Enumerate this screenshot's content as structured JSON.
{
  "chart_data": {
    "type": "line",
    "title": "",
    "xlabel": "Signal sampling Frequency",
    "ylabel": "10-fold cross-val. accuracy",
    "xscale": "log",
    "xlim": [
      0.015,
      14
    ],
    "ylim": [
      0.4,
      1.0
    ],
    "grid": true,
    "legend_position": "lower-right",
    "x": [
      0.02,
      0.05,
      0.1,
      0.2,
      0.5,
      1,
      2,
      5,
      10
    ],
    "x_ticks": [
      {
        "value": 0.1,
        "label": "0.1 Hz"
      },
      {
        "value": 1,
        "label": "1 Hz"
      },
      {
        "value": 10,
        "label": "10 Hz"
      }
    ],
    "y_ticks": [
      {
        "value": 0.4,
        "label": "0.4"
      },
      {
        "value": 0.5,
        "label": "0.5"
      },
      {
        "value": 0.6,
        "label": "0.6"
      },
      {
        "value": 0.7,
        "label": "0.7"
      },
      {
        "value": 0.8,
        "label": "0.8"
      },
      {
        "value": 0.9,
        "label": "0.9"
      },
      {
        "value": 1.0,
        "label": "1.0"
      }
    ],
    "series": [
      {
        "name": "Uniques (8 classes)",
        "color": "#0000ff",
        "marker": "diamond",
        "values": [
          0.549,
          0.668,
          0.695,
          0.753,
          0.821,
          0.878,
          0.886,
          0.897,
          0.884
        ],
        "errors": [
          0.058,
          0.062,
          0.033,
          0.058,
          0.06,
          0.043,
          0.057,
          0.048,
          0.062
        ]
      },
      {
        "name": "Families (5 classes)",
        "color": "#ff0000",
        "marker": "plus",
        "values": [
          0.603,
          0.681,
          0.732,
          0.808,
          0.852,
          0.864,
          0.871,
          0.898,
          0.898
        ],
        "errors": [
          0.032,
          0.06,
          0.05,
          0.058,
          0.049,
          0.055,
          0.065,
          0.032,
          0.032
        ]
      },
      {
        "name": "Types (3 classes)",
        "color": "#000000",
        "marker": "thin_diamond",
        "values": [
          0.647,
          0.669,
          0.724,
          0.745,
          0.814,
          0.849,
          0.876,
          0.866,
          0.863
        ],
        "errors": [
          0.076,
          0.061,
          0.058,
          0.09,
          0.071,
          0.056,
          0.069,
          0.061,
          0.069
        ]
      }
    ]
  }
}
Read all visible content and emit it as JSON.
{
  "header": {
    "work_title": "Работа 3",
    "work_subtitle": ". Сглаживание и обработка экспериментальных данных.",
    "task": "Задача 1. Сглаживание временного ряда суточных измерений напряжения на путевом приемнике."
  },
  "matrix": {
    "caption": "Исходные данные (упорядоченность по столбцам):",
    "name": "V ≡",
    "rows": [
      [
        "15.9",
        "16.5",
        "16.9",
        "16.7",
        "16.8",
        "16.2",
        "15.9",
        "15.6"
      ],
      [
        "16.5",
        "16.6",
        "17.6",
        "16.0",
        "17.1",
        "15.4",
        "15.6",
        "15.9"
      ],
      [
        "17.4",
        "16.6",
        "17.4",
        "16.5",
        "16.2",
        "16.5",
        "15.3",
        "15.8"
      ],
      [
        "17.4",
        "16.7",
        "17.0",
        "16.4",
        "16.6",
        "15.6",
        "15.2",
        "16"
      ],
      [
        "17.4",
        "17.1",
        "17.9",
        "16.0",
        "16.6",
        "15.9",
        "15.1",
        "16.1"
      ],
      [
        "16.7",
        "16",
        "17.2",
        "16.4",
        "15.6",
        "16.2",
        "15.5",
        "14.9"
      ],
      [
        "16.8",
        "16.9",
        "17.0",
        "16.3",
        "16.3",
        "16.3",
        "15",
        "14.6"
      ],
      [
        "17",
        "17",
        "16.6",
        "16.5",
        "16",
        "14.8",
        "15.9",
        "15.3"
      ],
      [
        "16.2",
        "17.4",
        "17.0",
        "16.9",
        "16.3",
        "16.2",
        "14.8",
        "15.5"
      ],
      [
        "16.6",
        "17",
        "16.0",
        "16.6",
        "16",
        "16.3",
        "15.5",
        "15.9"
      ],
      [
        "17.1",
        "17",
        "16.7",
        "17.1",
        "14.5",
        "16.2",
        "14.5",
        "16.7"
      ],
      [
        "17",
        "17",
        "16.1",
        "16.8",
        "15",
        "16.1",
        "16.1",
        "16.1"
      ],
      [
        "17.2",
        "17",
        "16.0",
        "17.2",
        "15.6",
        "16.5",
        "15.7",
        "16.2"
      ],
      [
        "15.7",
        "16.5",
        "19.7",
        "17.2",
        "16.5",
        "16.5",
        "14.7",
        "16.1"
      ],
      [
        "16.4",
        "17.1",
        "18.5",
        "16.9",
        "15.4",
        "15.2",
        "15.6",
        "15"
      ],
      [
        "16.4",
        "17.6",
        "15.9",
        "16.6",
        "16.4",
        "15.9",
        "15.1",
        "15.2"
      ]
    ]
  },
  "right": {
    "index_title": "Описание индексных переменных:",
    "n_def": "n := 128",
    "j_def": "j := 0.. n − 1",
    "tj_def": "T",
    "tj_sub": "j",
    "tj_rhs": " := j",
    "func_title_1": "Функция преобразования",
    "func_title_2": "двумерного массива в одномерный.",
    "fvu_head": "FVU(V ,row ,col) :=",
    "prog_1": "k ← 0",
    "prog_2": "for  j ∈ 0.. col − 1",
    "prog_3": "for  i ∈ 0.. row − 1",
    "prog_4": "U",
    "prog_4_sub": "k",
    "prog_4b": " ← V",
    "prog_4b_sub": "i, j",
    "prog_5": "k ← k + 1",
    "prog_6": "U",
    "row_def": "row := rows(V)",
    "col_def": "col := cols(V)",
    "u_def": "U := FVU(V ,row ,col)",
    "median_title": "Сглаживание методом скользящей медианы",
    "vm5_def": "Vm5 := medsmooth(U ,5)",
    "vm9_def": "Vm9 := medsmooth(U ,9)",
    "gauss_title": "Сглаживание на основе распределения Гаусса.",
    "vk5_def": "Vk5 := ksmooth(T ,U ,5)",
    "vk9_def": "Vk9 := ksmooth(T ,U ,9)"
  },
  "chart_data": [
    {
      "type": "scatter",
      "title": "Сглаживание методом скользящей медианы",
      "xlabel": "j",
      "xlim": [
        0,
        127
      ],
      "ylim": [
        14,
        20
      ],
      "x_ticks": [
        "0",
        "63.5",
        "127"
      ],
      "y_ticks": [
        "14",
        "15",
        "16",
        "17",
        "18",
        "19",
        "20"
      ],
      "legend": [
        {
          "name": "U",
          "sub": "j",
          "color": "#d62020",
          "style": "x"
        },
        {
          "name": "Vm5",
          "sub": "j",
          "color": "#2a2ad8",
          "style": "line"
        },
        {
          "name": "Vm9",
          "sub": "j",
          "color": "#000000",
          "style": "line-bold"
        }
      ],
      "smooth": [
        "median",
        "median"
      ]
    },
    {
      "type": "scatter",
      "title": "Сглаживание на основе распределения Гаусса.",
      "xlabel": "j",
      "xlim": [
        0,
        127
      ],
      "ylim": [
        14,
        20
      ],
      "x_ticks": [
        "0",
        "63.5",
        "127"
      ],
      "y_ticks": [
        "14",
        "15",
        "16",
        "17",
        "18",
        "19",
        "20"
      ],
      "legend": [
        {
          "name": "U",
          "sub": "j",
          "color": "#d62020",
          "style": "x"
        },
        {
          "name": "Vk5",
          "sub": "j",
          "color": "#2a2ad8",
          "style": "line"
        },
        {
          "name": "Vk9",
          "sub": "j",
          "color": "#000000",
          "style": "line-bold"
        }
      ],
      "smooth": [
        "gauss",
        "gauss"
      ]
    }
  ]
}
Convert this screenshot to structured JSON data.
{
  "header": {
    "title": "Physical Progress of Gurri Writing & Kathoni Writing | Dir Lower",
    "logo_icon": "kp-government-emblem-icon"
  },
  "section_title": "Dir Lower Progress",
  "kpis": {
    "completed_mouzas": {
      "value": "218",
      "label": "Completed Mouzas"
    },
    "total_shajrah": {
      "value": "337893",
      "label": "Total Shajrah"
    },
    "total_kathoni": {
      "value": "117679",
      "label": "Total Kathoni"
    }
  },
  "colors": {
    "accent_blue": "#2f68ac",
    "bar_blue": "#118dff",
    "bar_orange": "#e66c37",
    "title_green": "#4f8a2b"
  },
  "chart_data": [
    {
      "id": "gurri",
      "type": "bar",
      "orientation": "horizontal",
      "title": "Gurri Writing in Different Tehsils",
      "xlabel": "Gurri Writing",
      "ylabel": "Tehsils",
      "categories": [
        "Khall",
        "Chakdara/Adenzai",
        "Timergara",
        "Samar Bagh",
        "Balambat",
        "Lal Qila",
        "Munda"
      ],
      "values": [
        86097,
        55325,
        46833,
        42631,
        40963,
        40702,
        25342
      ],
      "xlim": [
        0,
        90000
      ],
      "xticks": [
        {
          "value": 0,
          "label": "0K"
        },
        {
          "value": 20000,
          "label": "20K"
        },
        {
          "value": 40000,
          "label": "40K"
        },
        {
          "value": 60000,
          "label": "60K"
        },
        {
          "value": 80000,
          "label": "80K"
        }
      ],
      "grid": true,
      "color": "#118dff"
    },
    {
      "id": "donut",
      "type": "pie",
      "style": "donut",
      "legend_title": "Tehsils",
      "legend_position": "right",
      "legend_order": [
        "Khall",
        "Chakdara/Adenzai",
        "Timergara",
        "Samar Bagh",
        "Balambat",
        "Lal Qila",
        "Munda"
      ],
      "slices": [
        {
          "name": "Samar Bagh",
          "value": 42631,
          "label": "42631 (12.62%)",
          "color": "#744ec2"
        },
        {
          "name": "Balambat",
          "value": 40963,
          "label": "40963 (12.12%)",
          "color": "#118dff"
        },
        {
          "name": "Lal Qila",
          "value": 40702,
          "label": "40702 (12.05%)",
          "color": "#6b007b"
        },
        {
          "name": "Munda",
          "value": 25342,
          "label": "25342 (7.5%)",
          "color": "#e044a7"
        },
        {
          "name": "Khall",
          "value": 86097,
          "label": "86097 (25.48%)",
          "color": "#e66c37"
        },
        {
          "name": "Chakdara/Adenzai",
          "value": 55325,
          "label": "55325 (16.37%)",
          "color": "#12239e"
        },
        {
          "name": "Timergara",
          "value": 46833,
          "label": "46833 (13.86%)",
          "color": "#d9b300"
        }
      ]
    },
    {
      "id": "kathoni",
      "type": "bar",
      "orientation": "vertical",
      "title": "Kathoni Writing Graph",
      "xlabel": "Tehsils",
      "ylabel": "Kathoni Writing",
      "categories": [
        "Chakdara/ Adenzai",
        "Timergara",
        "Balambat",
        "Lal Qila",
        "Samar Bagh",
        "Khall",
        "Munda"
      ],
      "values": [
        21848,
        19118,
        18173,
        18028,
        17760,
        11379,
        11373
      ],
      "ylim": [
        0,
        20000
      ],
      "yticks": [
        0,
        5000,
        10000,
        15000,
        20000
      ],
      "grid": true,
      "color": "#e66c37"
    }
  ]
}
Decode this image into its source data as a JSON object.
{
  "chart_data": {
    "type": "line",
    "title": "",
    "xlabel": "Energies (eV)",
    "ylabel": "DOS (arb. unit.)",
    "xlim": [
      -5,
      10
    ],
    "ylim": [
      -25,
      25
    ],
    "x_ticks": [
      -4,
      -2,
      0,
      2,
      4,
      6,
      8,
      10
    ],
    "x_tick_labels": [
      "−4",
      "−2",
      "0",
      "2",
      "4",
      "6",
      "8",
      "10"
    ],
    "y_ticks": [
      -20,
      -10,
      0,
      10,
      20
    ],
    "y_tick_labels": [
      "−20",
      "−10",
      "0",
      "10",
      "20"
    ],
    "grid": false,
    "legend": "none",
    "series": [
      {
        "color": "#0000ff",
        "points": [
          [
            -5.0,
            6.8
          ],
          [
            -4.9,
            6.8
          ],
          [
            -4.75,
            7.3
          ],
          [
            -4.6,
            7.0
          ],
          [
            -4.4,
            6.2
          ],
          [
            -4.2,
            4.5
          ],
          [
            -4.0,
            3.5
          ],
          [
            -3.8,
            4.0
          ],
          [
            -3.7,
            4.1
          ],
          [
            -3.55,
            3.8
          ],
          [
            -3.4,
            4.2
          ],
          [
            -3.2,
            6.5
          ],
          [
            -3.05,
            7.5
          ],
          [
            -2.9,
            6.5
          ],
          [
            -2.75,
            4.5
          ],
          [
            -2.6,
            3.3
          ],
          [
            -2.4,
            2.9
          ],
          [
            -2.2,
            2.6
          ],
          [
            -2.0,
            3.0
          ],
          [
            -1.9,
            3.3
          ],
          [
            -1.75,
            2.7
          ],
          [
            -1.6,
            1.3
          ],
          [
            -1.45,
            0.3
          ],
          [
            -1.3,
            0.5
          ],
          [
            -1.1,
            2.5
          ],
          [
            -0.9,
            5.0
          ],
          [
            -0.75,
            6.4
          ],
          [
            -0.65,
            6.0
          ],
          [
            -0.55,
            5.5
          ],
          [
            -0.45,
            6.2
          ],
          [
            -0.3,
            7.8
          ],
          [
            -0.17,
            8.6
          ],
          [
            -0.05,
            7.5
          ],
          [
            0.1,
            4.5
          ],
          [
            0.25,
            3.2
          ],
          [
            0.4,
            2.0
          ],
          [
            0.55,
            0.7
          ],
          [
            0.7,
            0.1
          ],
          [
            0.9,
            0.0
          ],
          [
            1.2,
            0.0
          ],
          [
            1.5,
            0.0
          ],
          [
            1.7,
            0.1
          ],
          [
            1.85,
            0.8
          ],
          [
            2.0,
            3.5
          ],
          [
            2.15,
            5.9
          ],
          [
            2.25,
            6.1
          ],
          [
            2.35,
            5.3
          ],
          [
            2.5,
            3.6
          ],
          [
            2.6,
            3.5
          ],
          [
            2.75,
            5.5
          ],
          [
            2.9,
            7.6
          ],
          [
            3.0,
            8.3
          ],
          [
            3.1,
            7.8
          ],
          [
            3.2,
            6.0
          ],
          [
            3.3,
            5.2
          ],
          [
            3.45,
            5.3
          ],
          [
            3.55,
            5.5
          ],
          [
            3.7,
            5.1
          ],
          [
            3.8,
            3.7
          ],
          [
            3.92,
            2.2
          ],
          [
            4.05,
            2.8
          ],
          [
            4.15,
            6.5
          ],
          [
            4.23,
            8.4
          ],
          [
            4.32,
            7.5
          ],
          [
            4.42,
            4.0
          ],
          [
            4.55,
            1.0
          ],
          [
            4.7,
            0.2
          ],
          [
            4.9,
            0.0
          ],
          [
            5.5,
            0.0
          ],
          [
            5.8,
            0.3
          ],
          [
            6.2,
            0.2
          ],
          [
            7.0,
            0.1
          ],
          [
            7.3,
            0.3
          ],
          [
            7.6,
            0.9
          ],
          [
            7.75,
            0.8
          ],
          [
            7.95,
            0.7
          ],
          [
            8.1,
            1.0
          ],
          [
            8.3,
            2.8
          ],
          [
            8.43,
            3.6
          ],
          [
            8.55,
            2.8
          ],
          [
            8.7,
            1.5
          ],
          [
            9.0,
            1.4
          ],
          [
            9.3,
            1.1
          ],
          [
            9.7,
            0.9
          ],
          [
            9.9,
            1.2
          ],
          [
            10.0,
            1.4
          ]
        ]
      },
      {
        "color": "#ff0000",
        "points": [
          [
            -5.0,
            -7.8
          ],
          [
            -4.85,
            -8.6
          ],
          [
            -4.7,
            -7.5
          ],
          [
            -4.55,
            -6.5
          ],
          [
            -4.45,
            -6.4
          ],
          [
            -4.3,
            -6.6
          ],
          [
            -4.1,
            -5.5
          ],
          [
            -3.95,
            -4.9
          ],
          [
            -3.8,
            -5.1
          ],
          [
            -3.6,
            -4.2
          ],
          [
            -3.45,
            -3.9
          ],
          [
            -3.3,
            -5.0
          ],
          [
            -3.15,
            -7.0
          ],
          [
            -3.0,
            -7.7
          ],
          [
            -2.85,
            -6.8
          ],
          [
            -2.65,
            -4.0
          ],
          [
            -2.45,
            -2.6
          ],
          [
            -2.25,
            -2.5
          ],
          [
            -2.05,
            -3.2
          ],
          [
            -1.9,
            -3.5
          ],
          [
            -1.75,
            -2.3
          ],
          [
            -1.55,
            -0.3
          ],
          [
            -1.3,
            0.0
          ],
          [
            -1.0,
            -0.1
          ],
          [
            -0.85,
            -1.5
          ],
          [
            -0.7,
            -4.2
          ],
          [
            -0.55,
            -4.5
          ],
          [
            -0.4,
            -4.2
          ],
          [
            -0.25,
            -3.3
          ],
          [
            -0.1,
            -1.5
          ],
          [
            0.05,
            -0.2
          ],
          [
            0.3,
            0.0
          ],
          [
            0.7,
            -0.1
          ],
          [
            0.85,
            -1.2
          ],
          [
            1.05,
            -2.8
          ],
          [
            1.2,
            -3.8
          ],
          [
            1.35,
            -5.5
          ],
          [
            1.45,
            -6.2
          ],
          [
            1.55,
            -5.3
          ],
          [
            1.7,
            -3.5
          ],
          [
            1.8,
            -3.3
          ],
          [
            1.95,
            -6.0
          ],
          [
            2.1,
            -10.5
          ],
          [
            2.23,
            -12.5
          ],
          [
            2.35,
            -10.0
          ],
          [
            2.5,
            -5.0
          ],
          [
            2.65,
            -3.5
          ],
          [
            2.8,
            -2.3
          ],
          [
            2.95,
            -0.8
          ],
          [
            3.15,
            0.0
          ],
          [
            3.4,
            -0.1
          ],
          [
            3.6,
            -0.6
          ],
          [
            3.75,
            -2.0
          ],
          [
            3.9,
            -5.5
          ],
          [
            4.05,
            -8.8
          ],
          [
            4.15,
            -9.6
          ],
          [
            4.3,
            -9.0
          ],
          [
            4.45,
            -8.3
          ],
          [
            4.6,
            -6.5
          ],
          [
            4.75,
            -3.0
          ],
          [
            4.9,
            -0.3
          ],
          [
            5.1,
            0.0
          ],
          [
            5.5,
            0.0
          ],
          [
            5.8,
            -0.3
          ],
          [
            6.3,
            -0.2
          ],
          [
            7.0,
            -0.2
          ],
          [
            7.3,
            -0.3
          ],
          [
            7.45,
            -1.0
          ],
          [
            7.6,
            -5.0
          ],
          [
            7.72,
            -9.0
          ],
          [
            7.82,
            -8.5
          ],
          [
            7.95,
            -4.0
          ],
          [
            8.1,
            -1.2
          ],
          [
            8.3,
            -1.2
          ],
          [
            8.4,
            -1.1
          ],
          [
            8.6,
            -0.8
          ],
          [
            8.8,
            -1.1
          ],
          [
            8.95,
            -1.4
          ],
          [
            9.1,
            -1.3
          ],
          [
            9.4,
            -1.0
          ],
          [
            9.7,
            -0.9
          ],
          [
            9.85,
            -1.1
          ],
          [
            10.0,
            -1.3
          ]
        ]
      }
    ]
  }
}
◇ ◇ ◇
From the records above, pull out every line containing the word "Chakdara".

Worked solution ::
        "Chakdara/Adenzai",
        "Chakdara/Adenzai",
          "name": "Chakdara/Adenzai",
        "Chakdara/ Adenzai",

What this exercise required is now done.